▶ _Challenge_: Pull out every line in the data that has the string "Proxy" in it.

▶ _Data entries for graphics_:
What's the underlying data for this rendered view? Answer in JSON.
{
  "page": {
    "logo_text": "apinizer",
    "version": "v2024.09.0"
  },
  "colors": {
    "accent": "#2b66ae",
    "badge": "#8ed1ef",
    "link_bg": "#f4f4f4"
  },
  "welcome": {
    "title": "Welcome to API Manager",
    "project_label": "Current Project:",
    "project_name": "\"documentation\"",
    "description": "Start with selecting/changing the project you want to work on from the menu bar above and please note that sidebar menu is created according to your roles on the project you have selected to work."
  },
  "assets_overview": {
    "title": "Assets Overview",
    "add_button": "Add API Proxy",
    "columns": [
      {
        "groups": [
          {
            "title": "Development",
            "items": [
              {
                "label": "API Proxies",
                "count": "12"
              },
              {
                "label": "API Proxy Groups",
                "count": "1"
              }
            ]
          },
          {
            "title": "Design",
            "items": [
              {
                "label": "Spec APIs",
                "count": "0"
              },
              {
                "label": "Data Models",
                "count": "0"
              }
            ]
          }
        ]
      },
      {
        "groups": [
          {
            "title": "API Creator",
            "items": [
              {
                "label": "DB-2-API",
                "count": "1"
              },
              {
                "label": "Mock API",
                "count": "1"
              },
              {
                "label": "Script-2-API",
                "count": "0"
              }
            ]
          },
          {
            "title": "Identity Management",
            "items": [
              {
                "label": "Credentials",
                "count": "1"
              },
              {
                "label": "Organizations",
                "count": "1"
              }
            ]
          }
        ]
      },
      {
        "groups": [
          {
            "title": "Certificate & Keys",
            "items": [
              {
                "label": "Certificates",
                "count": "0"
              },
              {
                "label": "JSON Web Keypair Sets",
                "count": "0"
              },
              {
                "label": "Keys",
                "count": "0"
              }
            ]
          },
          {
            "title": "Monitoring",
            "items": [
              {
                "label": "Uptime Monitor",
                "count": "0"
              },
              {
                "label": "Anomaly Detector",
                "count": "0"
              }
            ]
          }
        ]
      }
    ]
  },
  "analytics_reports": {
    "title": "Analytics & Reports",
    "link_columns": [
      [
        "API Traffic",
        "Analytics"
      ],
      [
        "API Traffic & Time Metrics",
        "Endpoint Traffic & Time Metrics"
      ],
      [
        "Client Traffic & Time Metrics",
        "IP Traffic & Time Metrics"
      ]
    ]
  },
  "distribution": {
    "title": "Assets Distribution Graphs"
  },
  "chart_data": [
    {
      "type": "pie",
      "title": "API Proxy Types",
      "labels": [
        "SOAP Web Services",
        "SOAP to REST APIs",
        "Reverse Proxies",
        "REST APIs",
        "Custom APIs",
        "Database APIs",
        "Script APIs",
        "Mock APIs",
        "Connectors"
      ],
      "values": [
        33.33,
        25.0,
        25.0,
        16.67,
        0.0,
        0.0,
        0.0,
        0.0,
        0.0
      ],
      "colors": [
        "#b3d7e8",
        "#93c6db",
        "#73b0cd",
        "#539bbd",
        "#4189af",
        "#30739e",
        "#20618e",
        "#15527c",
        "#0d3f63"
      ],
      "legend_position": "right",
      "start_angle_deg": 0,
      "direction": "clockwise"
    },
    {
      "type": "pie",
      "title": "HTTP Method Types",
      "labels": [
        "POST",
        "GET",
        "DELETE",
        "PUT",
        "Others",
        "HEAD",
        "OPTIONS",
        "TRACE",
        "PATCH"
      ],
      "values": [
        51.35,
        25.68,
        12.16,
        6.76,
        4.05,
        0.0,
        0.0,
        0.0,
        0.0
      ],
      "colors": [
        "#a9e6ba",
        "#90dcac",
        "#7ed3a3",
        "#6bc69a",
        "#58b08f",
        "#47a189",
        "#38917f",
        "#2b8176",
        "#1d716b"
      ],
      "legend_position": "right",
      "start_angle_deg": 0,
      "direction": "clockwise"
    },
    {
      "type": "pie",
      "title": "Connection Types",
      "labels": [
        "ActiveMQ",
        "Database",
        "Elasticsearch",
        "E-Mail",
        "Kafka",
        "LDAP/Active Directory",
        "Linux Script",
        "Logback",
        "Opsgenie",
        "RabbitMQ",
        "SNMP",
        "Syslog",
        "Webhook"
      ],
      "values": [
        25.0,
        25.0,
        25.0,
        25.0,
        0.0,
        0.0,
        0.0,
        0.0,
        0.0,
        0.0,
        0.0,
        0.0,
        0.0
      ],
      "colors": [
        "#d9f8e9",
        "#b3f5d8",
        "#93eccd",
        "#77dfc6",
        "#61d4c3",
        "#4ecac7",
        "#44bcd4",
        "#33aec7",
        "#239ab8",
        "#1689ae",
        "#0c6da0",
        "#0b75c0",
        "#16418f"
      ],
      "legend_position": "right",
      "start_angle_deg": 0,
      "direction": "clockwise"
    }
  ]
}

▶ _Final result_:
    "add_button": "Add API Proxy",
                "label": "API Proxy Groups",
      "title": "API Proxy Types",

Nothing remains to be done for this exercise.